[Figure record extracts]
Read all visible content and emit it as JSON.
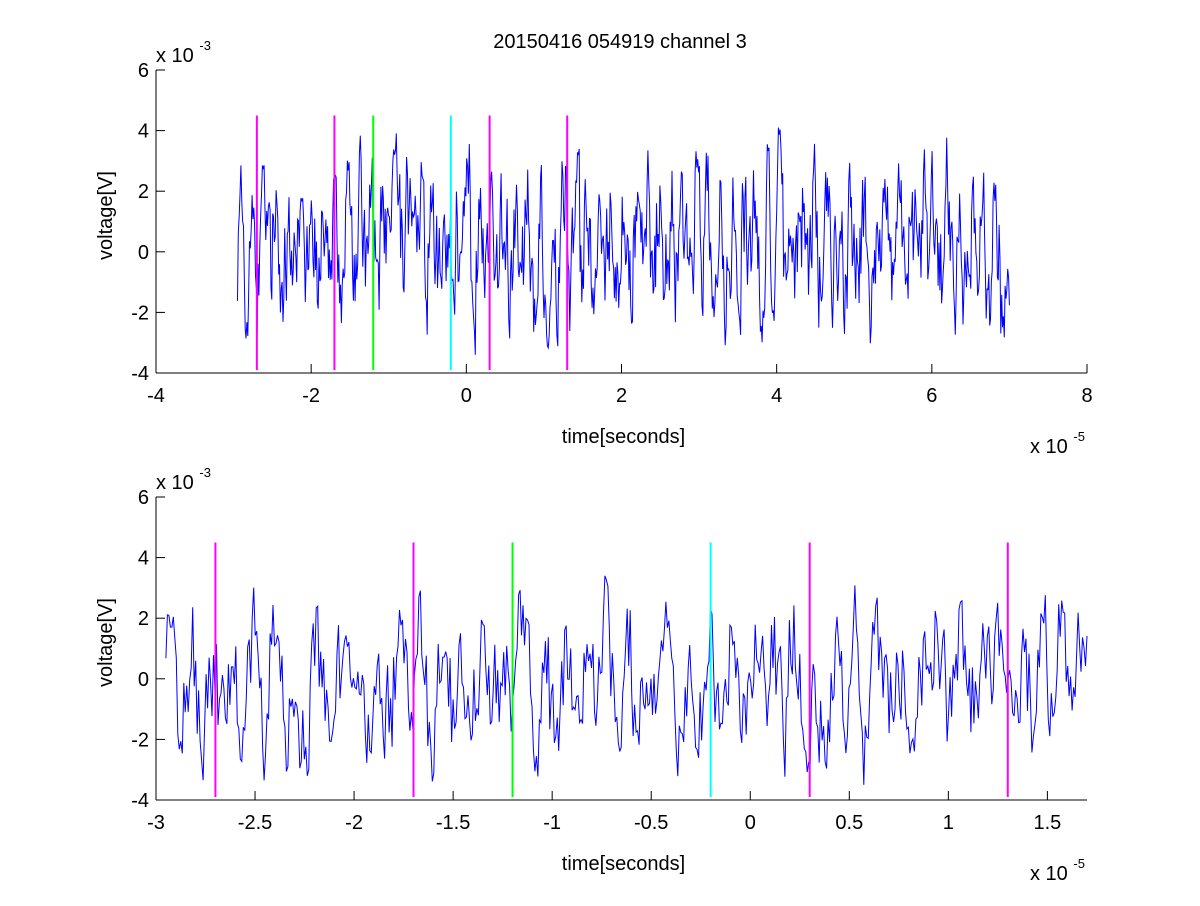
{
  "figure_title": "20150416 054919 channel 3",
  "chart_data": [
    {
      "type": "line",
      "title": "20150416 054919 channel 3",
      "xlabel": "time[seconds]",
      "ylabel": "voltage[V]",
      "x_exponent_label": "x 10",
      "x_exponent": "-5",
      "y_exponent_label": "x 10",
      "y_exponent": "-3",
      "xlim": [
        -4,
        8
      ],
      "ylim": [
        -4,
        6
      ],
      "xticks": [
        -4,
        -2,
        0,
        2,
        4,
        6,
        8
      ],
      "xtick_labels": [
        "-4",
        "-2",
        "0",
        "2",
        "4",
        "6",
        "8"
      ],
      "yticks": [
        -4,
        -2,
        0,
        2,
        4,
        6
      ],
      "ytick_labels": [
        "-4",
        "-2",
        "0",
        "2",
        "4",
        "6"
      ],
      "grid": false,
      "series": [
        {
          "color": "#0000ff",
          "x_range": [
            -2.95,
            7.0
          ],
          "y_min": -3.4,
          "y_max": 4.1
        }
      ],
      "markers": [
        {
          "x": -2.7,
          "y_range": [
            -3.9,
            4.5
          ],
          "color": "#ff00ff"
        },
        {
          "x": -1.7,
          "y_range": [
            -3.9,
            4.5
          ],
          "color": "#ff00ff"
        },
        {
          "x": -1.2,
          "y_range": [
            -3.9,
            4.5
          ],
          "color": "#00ff00"
        },
        {
          "x": -0.2,
          "y_range": [
            -3.9,
            4.5
          ],
          "color": "#00ffff"
        },
        {
          "x": 0.3,
          "y_range": [
            -3.9,
            4.5
          ],
          "color": "#ff00ff"
        },
        {
          "x": 1.3,
          "y_range": [
            -3.9,
            4.5
          ],
          "color": "#ff00ff"
        }
      ]
    },
    {
      "type": "line",
      "xlabel": "time[seconds]",
      "ylabel": "voltage[V]",
      "x_exponent_label": "x 10",
      "x_exponent": "-5",
      "y_exponent_label": "x 10",
      "y_exponent": "-3",
      "xlim": [
        -3.0,
        1.7
      ],
      "ylim": [
        -4,
        6
      ],
      "xticks": [
        -3,
        -2.5,
        -2,
        -1.5,
        -1,
        -0.5,
        0,
        0.5,
        1,
        1.5
      ],
      "xtick_labels": [
        "-3",
        "-2.5",
        "-2",
        "-1.5",
        "-1",
        "-0.5",
        "0",
        "0.5",
        "1",
        "1.5"
      ],
      "yticks": [
        -4,
        -2,
        0,
        2,
        4,
        6
      ],
      "ytick_labels": [
        "-4",
        "-2",
        "0",
        "2",
        "4",
        "6"
      ],
      "grid": false,
      "series": [
        {
          "color": "#0000ff",
          "x_range": [
            -2.95,
            1.7
          ],
          "y_min": -3.5,
          "y_max": 3.4
        }
      ],
      "markers": [
        {
          "x": -2.7,
          "y_range": [
            -3.9,
            4.5
          ],
          "color": "#ff00ff"
        },
        {
          "x": -1.7,
          "y_range": [
            -3.9,
            4.5
          ],
          "color": "#ff00ff"
        },
        {
          "x": -1.2,
          "y_range": [
            -3.9,
            4.5
          ],
          "color": "#00ff00"
        },
        {
          "x": -0.2,
          "y_range": [
            -3.9,
            4.5
          ],
          "color": "#00ffff"
        },
        {
          "x": 0.3,
          "y_range": [
            -3.9,
            4.5
          ],
          "color": "#ff00ff"
        },
        {
          "x": 1.3,
          "y_range": [
            -3.9,
            4.5
          ],
          "color": "#ff00ff"
        }
      ]
    }
  ]
}
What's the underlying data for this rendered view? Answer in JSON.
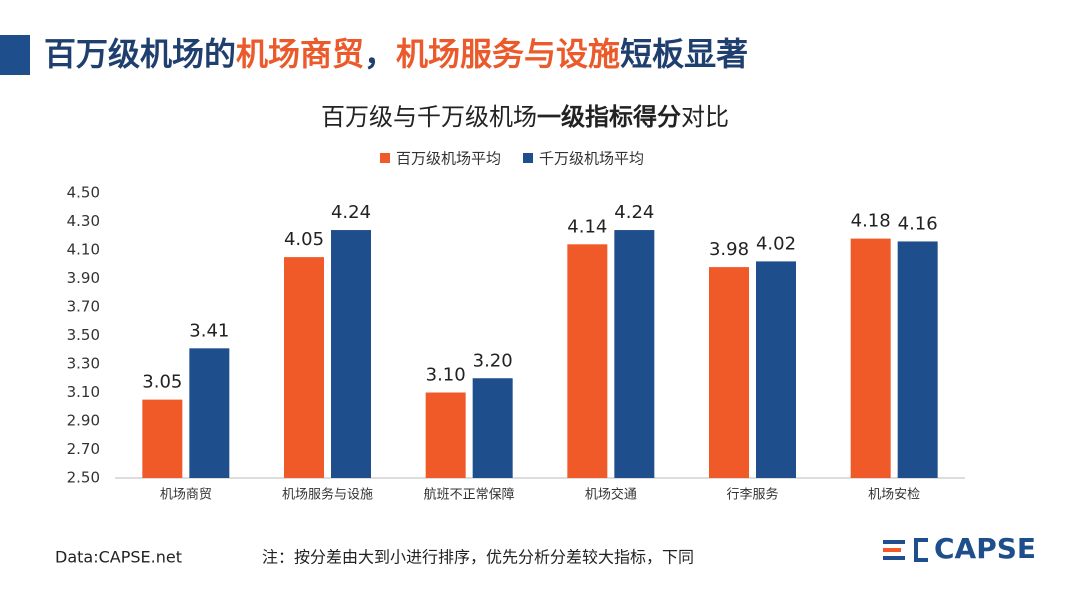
{
  "header": {
    "title_parts": [
      {
        "text": "百万级机场的",
        "color": "#1f3f6e"
      },
      {
        "text": "机场商贸",
        "color": "#ea5a2a"
      },
      {
        "text": "，",
        "color": "#1f3f6e"
      },
      {
        "text": "机场服务与设施",
        "color": "#ea5a2a"
      },
      {
        "text": "短板显著",
        "color": "#1f3f6e"
      }
    ]
  },
  "chart_data": {
    "type": "bar",
    "title_parts": [
      {
        "text": "百万级与千万级机场",
        "bold": false
      },
      {
        "text": "一级指标得分",
        "bold": true
      },
      {
        "text": "对比",
        "bold": false
      }
    ],
    "categories": [
      "机场商贸",
      "机场服务与设施",
      "航班不正常保障",
      "机场交通",
      "行李服务",
      "机场安检"
    ],
    "series": [
      {
        "name": "百万级机场平均",
        "color": "#f05a28",
        "values": [
          3.05,
          4.05,
          3.1,
          4.14,
          3.98,
          4.18
        ],
        "value_labels": [
          "3.05",
          "4.05",
          "3.10",
          "4.14",
          "3.98",
          "4.18"
        ]
      },
      {
        "name": "千万级机场平均",
        "color": "#1f4e8c",
        "values": [
          3.41,
          4.24,
          3.2,
          4.24,
          4.02,
          4.16
        ],
        "value_labels": [
          "3.41",
          "4.24",
          "3.20",
          "4.24",
          "4.02",
          "4.16"
        ]
      }
    ],
    "ylim": [
      2.5,
      4.5
    ],
    "yticks": [
      {
        "value": 2.5,
        "label": "2.50"
      },
      {
        "value": 2.7,
        "label": "2.70"
      },
      {
        "value": 2.9,
        "label": "2.90"
      },
      {
        "value": 3.1,
        "label": "3.10"
      },
      {
        "value": 3.3,
        "label": "3.30"
      },
      {
        "value": 3.5,
        "label": "3.50"
      },
      {
        "value": 3.7,
        "label": "3.70"
      },
      {
        "value": 3.9,
        "label": "3.90"
      },
      {
        "value": 4.1,
        "label": "4.10"
      },
      {
        "value": 4.3,
        "label": "4.30"
      },
      {
        "value": 4.5,
        "label": "4.50"
      }
    ],
    "grid": false,
    "legend": "top"
  },
  "footer": {
    "source": "Data:CAPSE.net",
    "note": "注：按分差由大到小进行排序，优先分析分差较大指标，下同",
    "logo": "CAPSE"
  }
}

• **Written problem**: Say how many lines in the records hold "JSON", with the number as the whole reply.

• **Answer below**: 2